━━ Given data
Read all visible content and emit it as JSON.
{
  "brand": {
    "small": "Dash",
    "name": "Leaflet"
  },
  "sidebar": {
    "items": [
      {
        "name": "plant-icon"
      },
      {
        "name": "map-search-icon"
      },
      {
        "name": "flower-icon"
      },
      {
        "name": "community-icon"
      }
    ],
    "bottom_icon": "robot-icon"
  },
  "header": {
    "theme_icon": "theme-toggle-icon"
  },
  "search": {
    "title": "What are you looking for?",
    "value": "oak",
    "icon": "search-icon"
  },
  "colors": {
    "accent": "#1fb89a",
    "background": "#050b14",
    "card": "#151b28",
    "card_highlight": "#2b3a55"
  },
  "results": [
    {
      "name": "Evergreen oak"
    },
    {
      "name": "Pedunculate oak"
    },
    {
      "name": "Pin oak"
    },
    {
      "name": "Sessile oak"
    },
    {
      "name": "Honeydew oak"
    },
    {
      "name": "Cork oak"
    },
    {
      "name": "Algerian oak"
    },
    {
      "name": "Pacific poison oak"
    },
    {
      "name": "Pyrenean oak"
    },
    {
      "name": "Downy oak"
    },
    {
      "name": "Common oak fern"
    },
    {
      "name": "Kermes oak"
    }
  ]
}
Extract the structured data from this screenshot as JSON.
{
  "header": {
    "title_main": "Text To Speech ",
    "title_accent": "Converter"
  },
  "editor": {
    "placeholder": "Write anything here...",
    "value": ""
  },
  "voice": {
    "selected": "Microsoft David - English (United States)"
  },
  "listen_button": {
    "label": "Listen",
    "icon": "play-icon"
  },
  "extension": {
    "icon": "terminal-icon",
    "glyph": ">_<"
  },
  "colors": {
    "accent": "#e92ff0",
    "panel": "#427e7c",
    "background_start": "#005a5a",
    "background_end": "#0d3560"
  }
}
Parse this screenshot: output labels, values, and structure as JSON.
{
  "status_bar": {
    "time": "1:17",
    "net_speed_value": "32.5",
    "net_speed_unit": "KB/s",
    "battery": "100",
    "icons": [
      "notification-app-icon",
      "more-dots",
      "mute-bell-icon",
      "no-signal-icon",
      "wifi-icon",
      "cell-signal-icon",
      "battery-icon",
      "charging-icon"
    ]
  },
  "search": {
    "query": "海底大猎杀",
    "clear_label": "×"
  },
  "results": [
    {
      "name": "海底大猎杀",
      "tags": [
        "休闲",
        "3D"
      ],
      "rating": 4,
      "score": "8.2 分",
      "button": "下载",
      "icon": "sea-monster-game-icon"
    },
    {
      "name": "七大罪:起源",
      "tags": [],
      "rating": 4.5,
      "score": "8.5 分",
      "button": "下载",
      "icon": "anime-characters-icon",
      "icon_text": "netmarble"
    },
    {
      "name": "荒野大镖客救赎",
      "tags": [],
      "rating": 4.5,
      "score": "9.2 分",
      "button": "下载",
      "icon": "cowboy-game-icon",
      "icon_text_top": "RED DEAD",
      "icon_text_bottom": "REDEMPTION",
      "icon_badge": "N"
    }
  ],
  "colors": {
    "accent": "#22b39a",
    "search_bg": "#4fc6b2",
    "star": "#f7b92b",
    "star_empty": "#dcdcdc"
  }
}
━━━━
• Task brief
Repeat the whole listing exactly, keeping every line intact.

• Solution for this exercise
Read all visible content and emit it as JSON.
{
  "brand": {
    "small": "Dash",
    "name": "Leaflet"
  },
  "sidebar": {
    "items": [
      {
        "name": "plant-icon"
      },
      {
        "name": "map-search-icon"
      },
      {
        "name": "flower-icon"
      },
      {
        "name": "community-icon"
      }
    ],
    "bottom_icon": "robot-icon"
  },
  "header": {
    "theme_icon": "theme-toggle-icon"
  },
  "search": {
    "title": "What are you looking for?",
    "value": "oak",
    "icon": "search-icon"
  },
  "colors": {
    "accent": "#1fb89a",
    "background": "#050b14",
    "card": "#151b28",
    "card_highlight": "#2b3a55"
  },
  "results": [
    {
      "name": "Evergreen oak"
    },
    {
      "name": "Pedunculate oak"
    },
    {
      "name": "Pin oak"
    },
    {
      "name": "Sessile oak"
    },
    {
      "name": "Honeydew oak"
    },
    {
      "name": "Cork oak"
    },
    {
      "name": "Algerian oak"
    },
    {
      "name": "Pacific poison oak"
    },
    {
      "name": "Pyrenean oak"
    },
    {
      "name": "Downy oak"
    },
    {
      "name": "Common oak fern"
    },
    {
      "name": "Kermes oak"
    }
  ]
}
Extract the structured data from this screenshot as JSON.
{
  "header": {
    "title_main": "Text To Speech ",
    "title_accent": "Converter"
  },
  "editor": {
    "placeholder": "Write anything here...",
    "value": ""
  },
  "voice": {
    "selected": "Microsoft David - English (United States)"
  },
  "listen_button": {
    "label": "Listen",
    "icon": "play-icon"
  },
  "extension": {
    "icon": "terminal-icon",
    "glyph": ">_<"
  },
  "colors": {
    "accent": "#e92ff0",
    "panel": "#427e7c",
    "background_start": "#005a5a",
    "background_end": "#0d3560"
  }
}
Parse this screenshot: output labels, values, and structure as JSON.
{
  "status_bar": {
    "time": "1:17",
    "net_speed_value": "32.5",
    "net_speed_unit": "KB/s",
    "battery": "100",
    "icons": [
      "notification-app-icon",
      "more-dots",
      "mute-bell-icon",
      "no-signal-icon",
      "wifi-icon",
      "cell-signal-icon",
      "battery-icon",
      "charging-icon"
    ]
  },
  "search": {
    "query": "海底大猎杀",
    "clear_label": "×"
  },
  "results": [
    {
      "name": "海底大猎杀",
      "tags": [
        "休闲",
        "3D"
      ],
      "rating": 4,
      "score": "8.2 分",
      "button": "下载",
      "icon": "sea-monster-game-icon"
    },
    {
      "name": "七大罪:起源",
      "tags": [],
      "rating": 4.5,
      "score": "8.5 分",
      "button": "下载",
      "icon": "anime-characters-icon",
      "icon_text": "netmarble"
    },
    {
      "name": "荒野大镖客救赎",
      "tags": [],
      "rating": 4.5,
      "score": "9.2 分",
      "button": "下载",
      "icon": "cowboy-game-icon",
      "icon_text_top": "RED DEAD",
      "icon_text_bottom": "REDEMPTION",
      "icon_badge": "N"
    }
  ],
  "colors": {
    "accent": "#22b39a",
    "search_bg": "#4fc6b2",
    "star": "#f7b92b",
    "star_empty": "#dcdcdc"
  }
}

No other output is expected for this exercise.